Exercise:
Find each line containing the string "Speisekarte". Copy it.

Supplied data:

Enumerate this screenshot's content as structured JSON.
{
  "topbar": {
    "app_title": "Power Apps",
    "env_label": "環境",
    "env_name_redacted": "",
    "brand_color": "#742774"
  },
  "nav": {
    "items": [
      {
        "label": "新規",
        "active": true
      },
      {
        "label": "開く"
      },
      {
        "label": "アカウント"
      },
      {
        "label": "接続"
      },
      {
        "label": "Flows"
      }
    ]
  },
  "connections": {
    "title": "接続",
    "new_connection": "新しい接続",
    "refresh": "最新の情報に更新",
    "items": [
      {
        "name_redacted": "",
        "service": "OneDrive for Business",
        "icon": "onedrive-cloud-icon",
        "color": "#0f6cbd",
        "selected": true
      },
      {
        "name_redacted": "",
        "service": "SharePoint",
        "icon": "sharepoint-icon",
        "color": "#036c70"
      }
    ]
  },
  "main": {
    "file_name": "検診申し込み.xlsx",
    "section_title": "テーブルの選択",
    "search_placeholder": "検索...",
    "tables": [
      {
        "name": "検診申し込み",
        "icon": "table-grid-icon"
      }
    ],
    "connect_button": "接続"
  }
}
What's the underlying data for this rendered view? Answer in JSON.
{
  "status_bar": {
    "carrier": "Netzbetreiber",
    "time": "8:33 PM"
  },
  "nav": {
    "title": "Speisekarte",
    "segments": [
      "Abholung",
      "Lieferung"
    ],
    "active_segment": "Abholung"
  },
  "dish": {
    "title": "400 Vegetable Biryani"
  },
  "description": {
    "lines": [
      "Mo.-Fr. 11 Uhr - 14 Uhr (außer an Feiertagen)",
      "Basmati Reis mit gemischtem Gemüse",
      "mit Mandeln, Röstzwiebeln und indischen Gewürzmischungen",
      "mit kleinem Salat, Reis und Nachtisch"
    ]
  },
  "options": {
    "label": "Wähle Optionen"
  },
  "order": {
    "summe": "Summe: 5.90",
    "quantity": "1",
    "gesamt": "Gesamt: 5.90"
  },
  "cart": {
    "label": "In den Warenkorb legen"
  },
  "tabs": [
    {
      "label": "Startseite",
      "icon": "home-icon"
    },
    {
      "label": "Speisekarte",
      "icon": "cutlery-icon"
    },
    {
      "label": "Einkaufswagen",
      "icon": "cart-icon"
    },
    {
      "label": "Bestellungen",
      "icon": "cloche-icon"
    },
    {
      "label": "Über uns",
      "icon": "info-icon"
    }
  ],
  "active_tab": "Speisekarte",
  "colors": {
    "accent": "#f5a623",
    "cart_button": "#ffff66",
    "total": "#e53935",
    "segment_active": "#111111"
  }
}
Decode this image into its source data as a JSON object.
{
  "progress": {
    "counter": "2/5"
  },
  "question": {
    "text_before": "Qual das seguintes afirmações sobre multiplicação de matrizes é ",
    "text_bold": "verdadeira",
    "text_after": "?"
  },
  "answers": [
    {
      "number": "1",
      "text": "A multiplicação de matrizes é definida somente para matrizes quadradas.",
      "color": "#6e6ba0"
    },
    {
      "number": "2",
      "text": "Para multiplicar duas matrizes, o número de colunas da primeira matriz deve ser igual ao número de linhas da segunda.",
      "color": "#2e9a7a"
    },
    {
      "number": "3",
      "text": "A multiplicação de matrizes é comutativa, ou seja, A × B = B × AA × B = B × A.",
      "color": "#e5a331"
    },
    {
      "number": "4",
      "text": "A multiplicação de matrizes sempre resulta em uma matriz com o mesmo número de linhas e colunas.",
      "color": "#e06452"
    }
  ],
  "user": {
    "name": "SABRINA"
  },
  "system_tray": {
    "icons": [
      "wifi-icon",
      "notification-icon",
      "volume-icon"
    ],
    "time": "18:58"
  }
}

Solved exercise:
    "title": "Speisekarte",
      "label": "Speisekarte",
  "active_tab": "Speisekarte",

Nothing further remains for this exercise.